* **Description of the task**
Filter the entries and keep only the lines where the string "selected" appears.

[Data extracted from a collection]
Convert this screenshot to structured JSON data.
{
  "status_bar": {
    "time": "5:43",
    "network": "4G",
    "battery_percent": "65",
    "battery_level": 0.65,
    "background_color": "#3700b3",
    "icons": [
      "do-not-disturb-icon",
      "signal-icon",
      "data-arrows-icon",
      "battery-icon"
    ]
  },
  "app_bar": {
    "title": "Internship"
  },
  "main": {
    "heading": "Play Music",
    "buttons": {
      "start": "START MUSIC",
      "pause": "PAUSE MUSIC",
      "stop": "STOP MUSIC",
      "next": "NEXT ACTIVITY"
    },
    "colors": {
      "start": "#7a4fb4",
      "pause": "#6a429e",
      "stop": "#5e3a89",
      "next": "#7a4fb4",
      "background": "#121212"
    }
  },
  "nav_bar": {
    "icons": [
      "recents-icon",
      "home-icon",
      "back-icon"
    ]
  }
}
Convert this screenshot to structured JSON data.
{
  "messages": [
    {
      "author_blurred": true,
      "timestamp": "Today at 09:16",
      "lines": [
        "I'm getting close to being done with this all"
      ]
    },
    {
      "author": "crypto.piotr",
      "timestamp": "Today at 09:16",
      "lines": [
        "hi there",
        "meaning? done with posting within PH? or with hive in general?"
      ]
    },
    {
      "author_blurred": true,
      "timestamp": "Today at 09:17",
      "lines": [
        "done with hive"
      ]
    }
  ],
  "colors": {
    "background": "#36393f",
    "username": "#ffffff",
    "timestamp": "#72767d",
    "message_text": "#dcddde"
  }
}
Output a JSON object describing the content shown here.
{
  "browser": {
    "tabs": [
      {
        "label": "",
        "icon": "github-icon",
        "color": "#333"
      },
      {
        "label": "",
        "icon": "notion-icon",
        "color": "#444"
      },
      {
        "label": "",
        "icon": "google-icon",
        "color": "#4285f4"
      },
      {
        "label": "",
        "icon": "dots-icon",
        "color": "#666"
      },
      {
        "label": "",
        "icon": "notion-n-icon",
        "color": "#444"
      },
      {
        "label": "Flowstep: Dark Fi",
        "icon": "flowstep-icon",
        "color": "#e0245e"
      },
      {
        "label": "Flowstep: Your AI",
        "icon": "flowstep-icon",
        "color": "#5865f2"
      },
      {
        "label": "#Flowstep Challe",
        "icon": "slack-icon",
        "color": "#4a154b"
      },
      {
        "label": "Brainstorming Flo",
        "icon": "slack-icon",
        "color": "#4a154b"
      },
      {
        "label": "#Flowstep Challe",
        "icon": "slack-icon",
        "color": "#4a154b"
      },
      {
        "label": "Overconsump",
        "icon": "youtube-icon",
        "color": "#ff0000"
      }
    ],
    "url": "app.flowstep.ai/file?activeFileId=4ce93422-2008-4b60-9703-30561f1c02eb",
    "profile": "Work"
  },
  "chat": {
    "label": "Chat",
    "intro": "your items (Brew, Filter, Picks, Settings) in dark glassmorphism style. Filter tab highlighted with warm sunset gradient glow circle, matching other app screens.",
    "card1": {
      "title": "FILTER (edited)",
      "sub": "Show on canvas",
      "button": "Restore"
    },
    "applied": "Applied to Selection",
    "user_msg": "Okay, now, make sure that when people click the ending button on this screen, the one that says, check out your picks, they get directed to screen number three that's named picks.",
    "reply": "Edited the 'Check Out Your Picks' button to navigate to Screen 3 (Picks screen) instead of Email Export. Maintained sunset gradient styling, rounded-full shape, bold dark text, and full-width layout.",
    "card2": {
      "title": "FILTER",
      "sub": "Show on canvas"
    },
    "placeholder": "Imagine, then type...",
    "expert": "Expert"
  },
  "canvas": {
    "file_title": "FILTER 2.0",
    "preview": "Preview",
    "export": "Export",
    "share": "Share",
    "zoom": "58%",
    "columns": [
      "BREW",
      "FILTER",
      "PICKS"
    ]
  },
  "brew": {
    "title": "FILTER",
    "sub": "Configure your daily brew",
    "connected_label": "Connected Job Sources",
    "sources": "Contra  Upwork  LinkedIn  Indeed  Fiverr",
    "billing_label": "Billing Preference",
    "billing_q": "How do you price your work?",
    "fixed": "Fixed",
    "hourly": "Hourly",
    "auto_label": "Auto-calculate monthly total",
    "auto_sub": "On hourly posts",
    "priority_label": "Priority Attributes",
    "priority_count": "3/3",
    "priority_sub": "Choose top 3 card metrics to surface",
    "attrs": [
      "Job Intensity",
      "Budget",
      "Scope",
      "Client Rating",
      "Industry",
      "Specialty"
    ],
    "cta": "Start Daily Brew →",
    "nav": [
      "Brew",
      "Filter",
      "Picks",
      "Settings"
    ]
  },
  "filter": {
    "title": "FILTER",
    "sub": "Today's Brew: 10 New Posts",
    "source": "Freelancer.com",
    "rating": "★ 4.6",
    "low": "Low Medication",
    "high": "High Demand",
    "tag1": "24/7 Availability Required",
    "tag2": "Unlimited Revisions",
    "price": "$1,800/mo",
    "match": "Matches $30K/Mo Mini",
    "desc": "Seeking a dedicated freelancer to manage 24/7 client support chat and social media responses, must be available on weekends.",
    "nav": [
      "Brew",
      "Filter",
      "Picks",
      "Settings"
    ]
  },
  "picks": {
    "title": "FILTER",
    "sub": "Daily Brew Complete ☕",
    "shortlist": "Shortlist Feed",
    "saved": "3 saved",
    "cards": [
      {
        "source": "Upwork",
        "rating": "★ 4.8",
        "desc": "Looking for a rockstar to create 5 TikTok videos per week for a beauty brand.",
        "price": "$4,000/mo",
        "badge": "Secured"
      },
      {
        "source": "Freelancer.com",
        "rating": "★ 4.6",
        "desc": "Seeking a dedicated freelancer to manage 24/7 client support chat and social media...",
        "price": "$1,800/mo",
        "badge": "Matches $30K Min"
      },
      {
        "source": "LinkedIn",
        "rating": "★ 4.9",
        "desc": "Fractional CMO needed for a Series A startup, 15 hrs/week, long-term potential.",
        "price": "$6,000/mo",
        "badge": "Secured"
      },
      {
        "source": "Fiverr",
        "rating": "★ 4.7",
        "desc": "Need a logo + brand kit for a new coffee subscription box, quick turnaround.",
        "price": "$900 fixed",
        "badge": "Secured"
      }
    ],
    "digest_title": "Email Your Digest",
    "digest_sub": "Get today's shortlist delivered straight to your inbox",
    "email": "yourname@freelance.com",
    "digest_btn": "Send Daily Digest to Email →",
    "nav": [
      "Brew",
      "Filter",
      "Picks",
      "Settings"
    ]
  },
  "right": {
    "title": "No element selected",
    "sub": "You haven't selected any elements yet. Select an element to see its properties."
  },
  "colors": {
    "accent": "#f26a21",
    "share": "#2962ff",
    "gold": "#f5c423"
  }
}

* **Task result**
    "title": "No element selected",
    "sub": "You haven't selected any elements yet. Select an element to see its properties."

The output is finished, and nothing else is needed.